Your objective ::
Transcribe the full listing exactly, and drop every picture.

The input ::
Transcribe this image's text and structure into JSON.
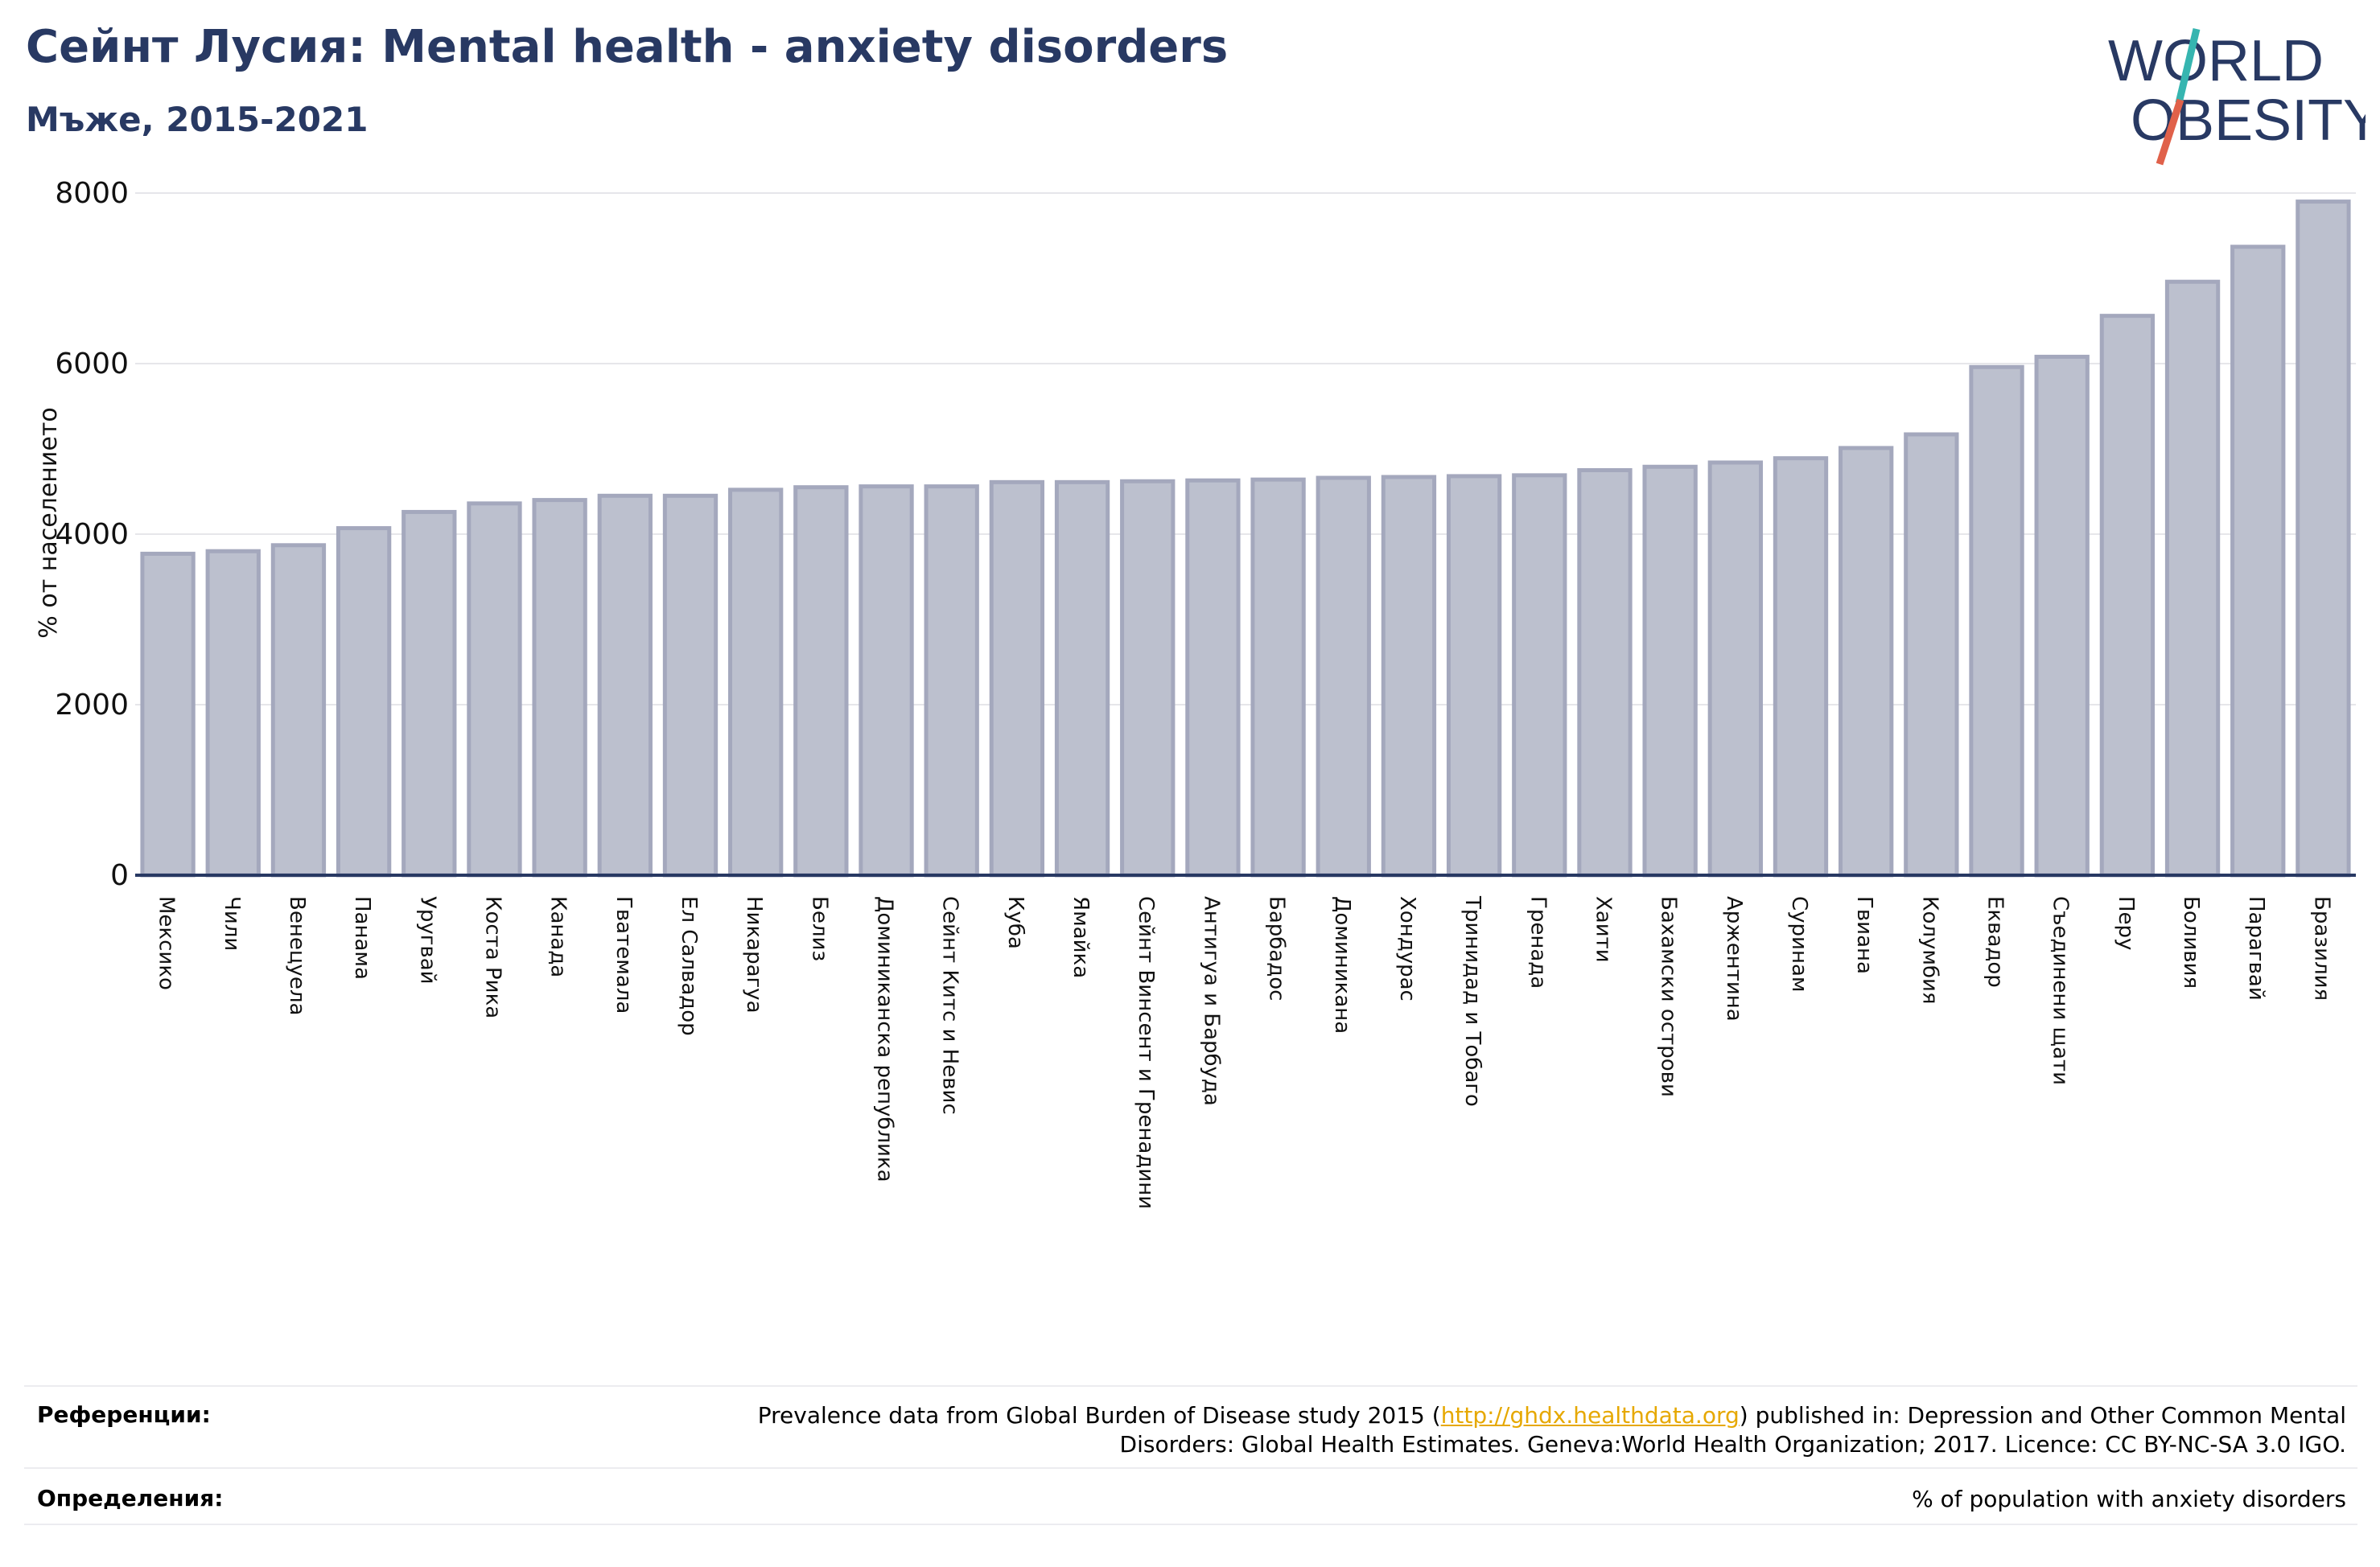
{
  "header": {
    "title": "Сейнт Лусия: Mental health - anxiety disorders",
    "subtitle": "Мъже, 2015-2021"
  },
  "logo": {
    "line1": "WORLD",
    "line2": "OBESITY",
    "colors": {
      "text": "#283963",
      "slash_top": "#36b5b0",
      "slash_bottom": "#e0614a"
    }
  },
  "chart_data": {
    "type": "bar",
    "title": "Сейнт Лусия: Mental health - anxiety disorders",
    "subtitle": "Мъже, 2015-2021",
    "ylabel": "% от населението",
    "xlabel": "",
    "ylim": [
      0,
      8000
    ],
    "yticks": [
      0,
      2000,
      4000,
      6000,
      8000
    ],
    "grid": true,
    "bar_color": "#bcc0ce",
    "bar_edge_color": "#a4a8bd",
    "categories": [
      "Мексико",
      "Чили",
      "Венецуела",
      "Панама",
      "Уругвай",
      "Коста Рика",
      "Канада",
      "Гватемала",
      "Ел Салвадор",
      "Никарагуа",
      "Белиз",
      "Доминиканска република",
      "Сейнт Китс и Невис",
      "Куба",
      "Ямайка",
      "Сейнт Винсент и Гренадини",
      "Антигуа и Барбуда",
      "Барбадос",
      "Доминикана",
      "Хондурас",
      "Тринидад и Тобаго",
      "Гренада",
      "Хаити",
      "Бахамски острови",
      "Аржентина",
      "Суринам",
      "Гвиана",
      "Колумбия",
      "Еквадор",
      "Съединени щати",
      "Перу",
      "Боливия",
      "Парагвай",
      "Бразилия"
    ],
    "values": [
      3770,
      3800,
      3870,
      4070,
      4260,
      4360,
      4400,
      4450,
      4450,
      4520,
      4550,
      4560,
      4560,
      4610,
      4610,
      4620,
      4630,
      4640,
      4660,
      4670,
      4680,
      4690,
      4750,
      4790,
      4840,
      4890,
      5010,
      5170,
      5960,
      6080,
      6560,
      6960,
      7370,
      7900
    ]
  },
  "footer": {
    "references_label": "Референции:",
    "references_text_1": "Prevalence data from Global Burden of Disease study 2015 (",
    "references_link": "http://ghdx.healthdata.org",
    "references_text_2": ") published in: Depression and Other Common Mental",
    "references_text_3": "Disorders: Global Health Estimates. Geneva:World Health Organization; 2017. Licence: CC BY-NC-SA 3.0 IGO.",
    "definitions_label": "Определения:",
    "definitions_text": "% of population with anxiety disorders"
  }
}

Answer to this task ::
Transcribe this image's text and structure into JSON.
{
  "header": {
    "title": "Сейнт Лусия: Mental health - anxiety disorders",
    "subtitle": "Мъже, 2015-2021"
  },
  "logo": {
    "line1": "WORLD",
    "line2": "OBESITY",
    "colors": {
      "text": "#283963",
      "slash_top": "#36b5b0",
      "slash_bottom": "#e0614a"
    }
  },
  "chart_data": {
    "type": "bar",
    "title": "Сейнт Лусия: Mental health - anxiety disorders",
    "subtitle": "Мъже, 2015-2021",
    "ylabel": "% от населението",
    "xlabel": "",
    "ylim": [
      0,
      8000
    ],
    "yticks": [
      0,
      2000,
      4000,
      6000,
      8000
    ],
    "grid": true,
    "bar_color": "#bcc0ce",
    "bar_edge_color": "#a4a8bd",
    "categories": [
      "Мексико",
      "Чили",
      "Венецуела",
      "Панама",
      "Уругвай",
      "Коста Рика",
      "Канада",
      "Гватемала",
      "Ел Салвадор",
      "Никарагуа",
      "Белиз",
      "Доминиканска република",
      "Сейнт Китс и Невис",
      "Куба",
      "Ямайка",
      "Сейнт Винсент и Гренадини",
      "Антигуа и Барбуда",
      "Барбадос",
      "Доминикана",
      "Хондурас",
      "Тринидад и Тобаго",
      "Гренада",
      "Хаити",
      "Бахамски острови",
      "Аржентина",
      "Суринам",
      "Гвиана",
      "Колумбия",
      "Еквадор",
      "Съединени щати",
      "Перу",
      "Боливия",
      "Парагвай",
      "Бразилия"
    ],
    "values": [
      3770,
      3800,
      3870,
      4070,
      4260,
      4360,
      4400,
      4450,
      4450,
      4520,
      4550,
      4560,
      4560,
      4610,
      4610,
      4620,
      4630,
      4640,
      4660,
      4670,
      4680,
      4690,
      4750,
      4790,
      4840,
      4890,
      5010,
      5170,
      5960,
      6080,
      6560,
      6960,
      7370,
      7900
    ]
  },
  "footer": {
    "references_label": "Референции:",
    "references_text_1": "Prevalence data from Global Burden of Disease study 2015 (",
    "references_link": "http://ghdx.healthdata.org",
    "references_text_2": ") published in: Depression and Other Common Mental",
    "references_text_3": "Disorders: Global Health Estimates. Geneva:World Health Organization; 2017. Licence: CC BY-NC-SA 3.0 IGO.",
    "definitions_label": "Определения:",
    "definitions_text": "% of population with anxiety disorders"
  }
}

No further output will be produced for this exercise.